Dataset excerpts:
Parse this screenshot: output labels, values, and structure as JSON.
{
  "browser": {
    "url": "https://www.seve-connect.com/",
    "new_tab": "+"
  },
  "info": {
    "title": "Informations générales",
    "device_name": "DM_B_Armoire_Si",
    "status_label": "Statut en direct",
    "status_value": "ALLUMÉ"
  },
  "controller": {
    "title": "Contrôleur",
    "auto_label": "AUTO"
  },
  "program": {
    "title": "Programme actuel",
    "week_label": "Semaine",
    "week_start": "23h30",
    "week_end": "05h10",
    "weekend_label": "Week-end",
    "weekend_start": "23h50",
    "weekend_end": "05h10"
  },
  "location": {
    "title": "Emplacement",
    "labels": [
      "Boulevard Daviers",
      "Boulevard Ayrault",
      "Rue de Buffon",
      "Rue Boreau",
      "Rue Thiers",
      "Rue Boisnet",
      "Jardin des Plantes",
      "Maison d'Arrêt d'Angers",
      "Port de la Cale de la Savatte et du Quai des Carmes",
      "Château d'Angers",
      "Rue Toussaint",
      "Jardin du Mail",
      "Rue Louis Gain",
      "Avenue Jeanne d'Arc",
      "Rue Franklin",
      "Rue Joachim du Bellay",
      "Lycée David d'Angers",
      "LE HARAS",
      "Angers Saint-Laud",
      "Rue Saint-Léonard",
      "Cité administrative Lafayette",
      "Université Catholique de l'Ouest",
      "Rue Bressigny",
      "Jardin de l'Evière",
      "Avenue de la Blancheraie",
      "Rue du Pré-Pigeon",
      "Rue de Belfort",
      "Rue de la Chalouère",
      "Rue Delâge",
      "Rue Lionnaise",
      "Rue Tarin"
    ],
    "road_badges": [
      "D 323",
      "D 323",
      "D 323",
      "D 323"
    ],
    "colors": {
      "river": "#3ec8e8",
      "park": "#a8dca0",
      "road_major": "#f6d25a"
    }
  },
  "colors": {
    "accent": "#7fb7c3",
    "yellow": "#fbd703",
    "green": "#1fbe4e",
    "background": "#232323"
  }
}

Required task:
Print the complete listing again, exactly as it stands.

Completed exercise:
Parse this screenshot: output labels, values, and structure as JSON.
{
  "browser": {
    "url": "https://www.seve-connect.com/",
    "new_tab": "+"
  },
  "info": {
    "title": "Informations générales",
    "device_name": "DM_B_Armoire_Si",
    "status_label": "Statut en direct",
    "status_value": "ALLUMÉ"
  },
  "controller": {
    "title": "Contrôleur",
    "auto_label": "AUTO"
  },
  "program": {
    "title": "Programme actuel",
    "week_label": "Semaine",
    "week_start": "23h30",
    "week_end": "05h10",
    "weekend_label": "Week-end",
    "weekend_start": "23h50",
    "weekend_end": "05h10"
  },
  "location": {
    "title": "Emplacement",
    "labels": [
      "Boulevard Daviers",
      "Boulevard Ayrault",
      "Rue de Buffon",
      "Rue Boreau",
      "Rue Thiers",
      "Rue Boisnet",
      "Jardin des Plantes",
      "Maison d'Arrêt d'Angers",
      "Port de la Cale de la Savatte et du Quai des Carmes",
      "Château d'Angers",
      "Rue Toussaint",
      "Jardin du Mail",
      "Rue Louis Gain",
      "Avenue Jeanne d'Arc",
      "Rue Franklin",
      "Rue Joachim du Bellay",
      "Lycée David d'Angers",
      "LE HARAS",
      "Angers Saint-Laud",
      "Rue Saint-Léonard",
      "Cité administrative Lafayette",
      "Université Catholique de l'Ouest",
      "Rue Bressigny",
      "Jardin de l'Evière",
      "Avenue de la Blancheraie",
      "Rue du Pré-Pigeon",
      "Rue de Belfort",
      "Rue de la Chalouère",
      "Rue Delâge",
      "Rue Lionnaise",
      "Rue Tarin"
    ],
    "road_badges": [
      "D 323",
      "D 323",
      "D 323",
      "D 323"
    ],
    "colors": {
      "river": "#3ec8e8",
      "park": "#a8dca0",
      "road_major": "#f6d25a"
    }
  },
  "colors": {
    "accent": "#7fb7c3",
    "yellow": "#fbd703",
    "green": "#1fbe4e",
    "background": "#232323"
  }
}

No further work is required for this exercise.